Items from a data source »
▬▬▬
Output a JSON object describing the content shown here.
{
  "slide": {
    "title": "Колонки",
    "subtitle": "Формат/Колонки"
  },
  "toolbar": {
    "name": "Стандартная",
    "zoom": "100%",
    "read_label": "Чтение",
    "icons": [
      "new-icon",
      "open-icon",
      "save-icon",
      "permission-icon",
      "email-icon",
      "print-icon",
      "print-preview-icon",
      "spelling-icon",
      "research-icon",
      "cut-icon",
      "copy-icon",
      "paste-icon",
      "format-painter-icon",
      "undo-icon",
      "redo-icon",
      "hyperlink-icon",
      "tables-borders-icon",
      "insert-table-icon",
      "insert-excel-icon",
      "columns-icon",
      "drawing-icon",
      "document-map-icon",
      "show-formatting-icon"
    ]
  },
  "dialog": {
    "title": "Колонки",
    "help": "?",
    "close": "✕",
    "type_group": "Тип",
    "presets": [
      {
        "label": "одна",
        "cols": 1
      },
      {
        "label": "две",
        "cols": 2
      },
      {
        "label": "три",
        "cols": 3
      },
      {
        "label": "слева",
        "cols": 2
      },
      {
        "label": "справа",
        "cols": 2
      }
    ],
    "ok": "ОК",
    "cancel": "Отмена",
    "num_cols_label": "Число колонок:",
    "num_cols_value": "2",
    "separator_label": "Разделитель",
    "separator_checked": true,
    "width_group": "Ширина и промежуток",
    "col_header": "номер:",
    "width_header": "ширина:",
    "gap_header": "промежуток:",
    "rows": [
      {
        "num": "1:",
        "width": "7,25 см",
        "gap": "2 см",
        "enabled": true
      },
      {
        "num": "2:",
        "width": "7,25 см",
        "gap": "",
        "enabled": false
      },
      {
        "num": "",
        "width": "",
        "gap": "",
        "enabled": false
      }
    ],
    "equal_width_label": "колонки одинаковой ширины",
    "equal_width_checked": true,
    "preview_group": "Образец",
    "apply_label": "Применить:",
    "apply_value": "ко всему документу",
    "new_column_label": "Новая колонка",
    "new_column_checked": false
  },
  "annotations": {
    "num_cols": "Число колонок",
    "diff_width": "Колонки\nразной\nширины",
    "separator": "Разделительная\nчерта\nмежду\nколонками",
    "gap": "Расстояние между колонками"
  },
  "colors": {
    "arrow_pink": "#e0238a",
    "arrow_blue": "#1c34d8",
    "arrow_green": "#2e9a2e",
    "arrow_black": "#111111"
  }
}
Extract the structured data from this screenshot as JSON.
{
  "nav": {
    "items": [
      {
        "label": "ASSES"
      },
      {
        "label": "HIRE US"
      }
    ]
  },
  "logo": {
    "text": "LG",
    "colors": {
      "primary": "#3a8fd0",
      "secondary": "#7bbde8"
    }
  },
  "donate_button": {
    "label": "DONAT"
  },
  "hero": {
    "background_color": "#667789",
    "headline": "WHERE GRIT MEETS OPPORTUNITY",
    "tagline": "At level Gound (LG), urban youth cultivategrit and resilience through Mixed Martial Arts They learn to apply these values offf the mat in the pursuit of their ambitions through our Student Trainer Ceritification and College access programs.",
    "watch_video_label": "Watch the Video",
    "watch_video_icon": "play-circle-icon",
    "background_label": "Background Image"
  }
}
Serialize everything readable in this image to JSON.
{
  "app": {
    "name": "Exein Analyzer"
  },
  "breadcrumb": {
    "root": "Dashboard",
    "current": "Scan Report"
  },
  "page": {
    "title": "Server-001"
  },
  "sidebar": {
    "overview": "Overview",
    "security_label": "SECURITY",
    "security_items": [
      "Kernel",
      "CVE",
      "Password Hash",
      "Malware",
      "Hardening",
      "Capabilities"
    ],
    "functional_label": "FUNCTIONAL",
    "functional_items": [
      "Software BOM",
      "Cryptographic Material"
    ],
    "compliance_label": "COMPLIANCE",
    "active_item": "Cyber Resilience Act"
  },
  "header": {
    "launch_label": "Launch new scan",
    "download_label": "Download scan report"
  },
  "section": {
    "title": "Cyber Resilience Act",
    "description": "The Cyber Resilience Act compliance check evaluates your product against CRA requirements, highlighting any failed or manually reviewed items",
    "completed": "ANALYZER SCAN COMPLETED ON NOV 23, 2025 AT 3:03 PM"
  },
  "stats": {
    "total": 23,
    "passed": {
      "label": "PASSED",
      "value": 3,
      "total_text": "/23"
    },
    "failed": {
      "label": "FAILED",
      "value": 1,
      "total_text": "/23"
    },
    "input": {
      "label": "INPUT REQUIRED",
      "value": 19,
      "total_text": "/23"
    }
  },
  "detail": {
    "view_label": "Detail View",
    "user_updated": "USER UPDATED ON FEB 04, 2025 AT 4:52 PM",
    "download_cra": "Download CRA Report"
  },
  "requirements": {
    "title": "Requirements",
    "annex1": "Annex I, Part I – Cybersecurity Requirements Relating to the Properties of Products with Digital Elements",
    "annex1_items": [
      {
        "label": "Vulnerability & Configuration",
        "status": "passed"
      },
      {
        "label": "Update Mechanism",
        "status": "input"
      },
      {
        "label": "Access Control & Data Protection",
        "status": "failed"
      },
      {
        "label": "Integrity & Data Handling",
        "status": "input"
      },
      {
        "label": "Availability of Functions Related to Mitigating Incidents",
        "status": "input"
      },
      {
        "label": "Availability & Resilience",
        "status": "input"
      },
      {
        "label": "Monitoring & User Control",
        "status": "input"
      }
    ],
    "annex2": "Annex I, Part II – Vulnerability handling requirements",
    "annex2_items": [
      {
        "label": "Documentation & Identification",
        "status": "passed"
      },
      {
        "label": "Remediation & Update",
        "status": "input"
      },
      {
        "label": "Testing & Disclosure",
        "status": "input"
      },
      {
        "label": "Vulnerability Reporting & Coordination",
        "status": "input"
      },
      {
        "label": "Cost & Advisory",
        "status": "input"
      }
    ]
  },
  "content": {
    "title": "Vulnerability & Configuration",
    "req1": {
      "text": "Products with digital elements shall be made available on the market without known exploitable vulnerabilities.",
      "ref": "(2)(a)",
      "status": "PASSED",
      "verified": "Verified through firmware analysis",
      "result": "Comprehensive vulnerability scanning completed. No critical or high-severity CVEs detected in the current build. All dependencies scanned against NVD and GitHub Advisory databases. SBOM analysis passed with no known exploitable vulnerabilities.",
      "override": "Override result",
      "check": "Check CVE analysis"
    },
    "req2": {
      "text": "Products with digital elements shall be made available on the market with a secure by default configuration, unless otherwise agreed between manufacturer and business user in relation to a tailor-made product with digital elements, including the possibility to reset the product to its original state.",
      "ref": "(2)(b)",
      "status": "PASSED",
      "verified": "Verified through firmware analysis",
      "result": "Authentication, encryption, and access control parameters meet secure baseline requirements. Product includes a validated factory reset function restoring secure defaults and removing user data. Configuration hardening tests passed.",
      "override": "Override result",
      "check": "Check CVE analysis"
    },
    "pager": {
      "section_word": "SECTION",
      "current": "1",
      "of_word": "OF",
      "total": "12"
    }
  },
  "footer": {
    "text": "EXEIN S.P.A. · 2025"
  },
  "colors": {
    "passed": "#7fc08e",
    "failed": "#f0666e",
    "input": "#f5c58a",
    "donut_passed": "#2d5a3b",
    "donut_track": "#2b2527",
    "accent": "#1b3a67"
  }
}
▬▬▬
Set task » Examine the entries and report how many of their lines contain the string "Part", giving no more than the number.

Answer » 2